## REQUIREMENT
Copy out the lines that include the word "JSON".

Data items
+++++

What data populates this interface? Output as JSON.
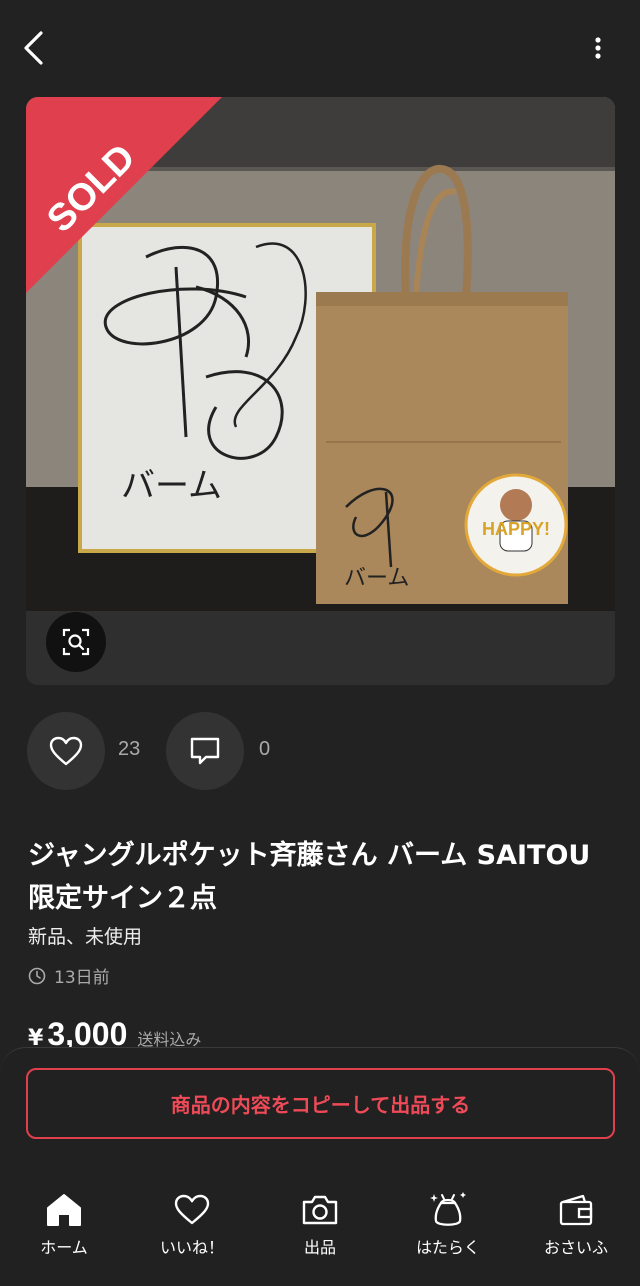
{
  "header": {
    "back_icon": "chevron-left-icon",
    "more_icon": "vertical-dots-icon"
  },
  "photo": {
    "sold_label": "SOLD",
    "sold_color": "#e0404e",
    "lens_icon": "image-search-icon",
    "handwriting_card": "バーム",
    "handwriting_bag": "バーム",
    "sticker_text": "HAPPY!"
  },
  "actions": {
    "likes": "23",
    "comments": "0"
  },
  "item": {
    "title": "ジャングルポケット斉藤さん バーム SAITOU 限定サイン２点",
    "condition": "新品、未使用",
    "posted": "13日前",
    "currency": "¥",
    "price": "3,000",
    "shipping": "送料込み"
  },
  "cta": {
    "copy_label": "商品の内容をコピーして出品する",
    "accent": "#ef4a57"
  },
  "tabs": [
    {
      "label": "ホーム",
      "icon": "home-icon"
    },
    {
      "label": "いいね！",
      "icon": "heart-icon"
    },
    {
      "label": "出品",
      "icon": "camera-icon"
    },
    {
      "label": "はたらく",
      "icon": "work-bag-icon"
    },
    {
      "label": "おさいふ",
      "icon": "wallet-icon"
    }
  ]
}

+++++

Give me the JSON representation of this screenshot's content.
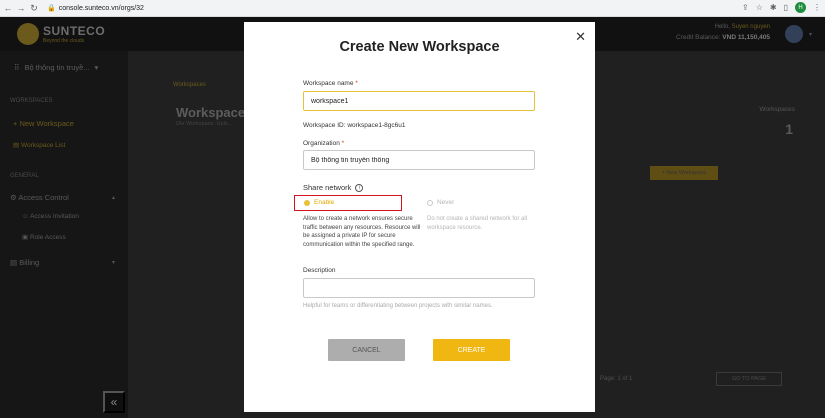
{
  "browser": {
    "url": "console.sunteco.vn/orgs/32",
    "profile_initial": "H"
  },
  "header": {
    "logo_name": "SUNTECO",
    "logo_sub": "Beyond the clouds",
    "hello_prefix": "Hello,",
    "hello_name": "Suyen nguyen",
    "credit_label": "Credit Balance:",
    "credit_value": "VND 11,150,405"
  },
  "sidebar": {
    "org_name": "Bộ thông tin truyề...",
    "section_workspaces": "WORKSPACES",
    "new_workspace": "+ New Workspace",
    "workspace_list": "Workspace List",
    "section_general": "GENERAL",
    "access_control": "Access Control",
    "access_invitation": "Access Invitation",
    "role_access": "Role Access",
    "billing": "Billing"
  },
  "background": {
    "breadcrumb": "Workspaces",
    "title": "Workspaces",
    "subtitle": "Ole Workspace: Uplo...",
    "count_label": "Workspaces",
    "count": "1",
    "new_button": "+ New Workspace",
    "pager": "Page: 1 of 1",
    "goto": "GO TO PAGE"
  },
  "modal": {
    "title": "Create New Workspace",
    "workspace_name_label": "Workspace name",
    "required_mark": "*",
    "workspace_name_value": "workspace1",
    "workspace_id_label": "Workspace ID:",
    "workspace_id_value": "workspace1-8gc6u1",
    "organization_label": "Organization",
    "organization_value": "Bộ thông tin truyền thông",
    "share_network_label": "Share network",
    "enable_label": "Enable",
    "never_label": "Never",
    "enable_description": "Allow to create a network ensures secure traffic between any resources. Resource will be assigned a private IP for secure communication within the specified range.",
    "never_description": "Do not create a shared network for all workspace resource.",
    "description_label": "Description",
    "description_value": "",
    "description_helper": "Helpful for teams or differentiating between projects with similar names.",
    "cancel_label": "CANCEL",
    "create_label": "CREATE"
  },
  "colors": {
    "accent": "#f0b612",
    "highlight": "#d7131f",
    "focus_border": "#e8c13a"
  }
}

+++++

## EXERCISE RESULT
What data populates this interface? Output as JSON.
Give me the JSON representation of this screenshot's content.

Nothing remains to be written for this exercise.